Items from a dataset:
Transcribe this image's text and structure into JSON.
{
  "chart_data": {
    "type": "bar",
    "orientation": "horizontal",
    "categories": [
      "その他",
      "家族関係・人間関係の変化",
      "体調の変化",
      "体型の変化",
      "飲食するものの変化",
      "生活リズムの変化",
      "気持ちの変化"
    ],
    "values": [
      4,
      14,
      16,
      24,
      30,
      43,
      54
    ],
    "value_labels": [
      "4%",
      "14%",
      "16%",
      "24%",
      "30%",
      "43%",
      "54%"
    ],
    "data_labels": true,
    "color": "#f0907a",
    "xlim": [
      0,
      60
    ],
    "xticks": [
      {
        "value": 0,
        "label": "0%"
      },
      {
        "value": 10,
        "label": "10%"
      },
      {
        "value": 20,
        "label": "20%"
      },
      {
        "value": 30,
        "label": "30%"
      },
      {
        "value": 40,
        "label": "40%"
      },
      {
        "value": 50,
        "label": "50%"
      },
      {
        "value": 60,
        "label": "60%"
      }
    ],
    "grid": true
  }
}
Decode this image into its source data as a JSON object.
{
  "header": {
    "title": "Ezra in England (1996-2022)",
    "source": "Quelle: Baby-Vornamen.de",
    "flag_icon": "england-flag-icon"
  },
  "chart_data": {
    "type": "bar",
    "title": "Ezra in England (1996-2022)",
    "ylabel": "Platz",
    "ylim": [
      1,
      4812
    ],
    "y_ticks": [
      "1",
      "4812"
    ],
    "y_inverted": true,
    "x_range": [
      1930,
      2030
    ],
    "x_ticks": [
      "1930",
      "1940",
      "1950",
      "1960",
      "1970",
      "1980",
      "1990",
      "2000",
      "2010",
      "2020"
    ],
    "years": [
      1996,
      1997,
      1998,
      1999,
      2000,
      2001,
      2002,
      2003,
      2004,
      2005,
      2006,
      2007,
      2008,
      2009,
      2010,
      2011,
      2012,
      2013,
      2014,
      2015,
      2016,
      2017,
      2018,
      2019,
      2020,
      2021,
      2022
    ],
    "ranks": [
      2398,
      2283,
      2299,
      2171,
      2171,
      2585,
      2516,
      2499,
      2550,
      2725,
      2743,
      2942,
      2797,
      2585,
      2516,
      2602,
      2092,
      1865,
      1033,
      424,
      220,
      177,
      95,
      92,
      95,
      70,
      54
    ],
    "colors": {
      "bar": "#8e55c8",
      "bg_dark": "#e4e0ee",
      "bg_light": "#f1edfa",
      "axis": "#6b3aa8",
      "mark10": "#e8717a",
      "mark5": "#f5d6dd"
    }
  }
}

...

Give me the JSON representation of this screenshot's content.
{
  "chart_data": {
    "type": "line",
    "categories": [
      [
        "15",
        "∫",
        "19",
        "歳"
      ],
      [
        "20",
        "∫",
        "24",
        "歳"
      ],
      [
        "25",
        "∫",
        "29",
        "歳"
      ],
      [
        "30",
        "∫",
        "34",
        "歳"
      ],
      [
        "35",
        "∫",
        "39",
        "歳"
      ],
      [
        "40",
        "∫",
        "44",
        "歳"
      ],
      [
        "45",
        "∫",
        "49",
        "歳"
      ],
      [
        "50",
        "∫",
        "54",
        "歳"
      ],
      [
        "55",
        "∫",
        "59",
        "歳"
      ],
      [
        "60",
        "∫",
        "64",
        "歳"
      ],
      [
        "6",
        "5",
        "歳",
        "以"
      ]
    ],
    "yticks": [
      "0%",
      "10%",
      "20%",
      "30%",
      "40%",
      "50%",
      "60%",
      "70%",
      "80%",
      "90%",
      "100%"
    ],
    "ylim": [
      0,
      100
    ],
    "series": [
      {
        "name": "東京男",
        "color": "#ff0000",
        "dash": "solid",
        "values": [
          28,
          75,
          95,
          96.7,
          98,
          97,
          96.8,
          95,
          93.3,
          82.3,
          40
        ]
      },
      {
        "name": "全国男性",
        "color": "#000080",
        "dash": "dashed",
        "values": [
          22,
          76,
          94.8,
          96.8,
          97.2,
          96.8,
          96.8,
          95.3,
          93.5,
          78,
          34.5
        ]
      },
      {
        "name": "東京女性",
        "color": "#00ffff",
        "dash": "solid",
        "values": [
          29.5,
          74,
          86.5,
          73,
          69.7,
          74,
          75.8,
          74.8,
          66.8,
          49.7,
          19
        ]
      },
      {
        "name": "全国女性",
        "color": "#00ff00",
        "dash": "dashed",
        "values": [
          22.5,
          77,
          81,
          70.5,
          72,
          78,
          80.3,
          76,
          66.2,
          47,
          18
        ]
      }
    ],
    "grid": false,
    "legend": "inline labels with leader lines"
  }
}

**WRITTEN TASK**
Find the string "true" in the entries above and return each line that holds it.

**SOLVED PROBLEM**
    "data_labels": true,
    "grid": true
    "y_inverted": true,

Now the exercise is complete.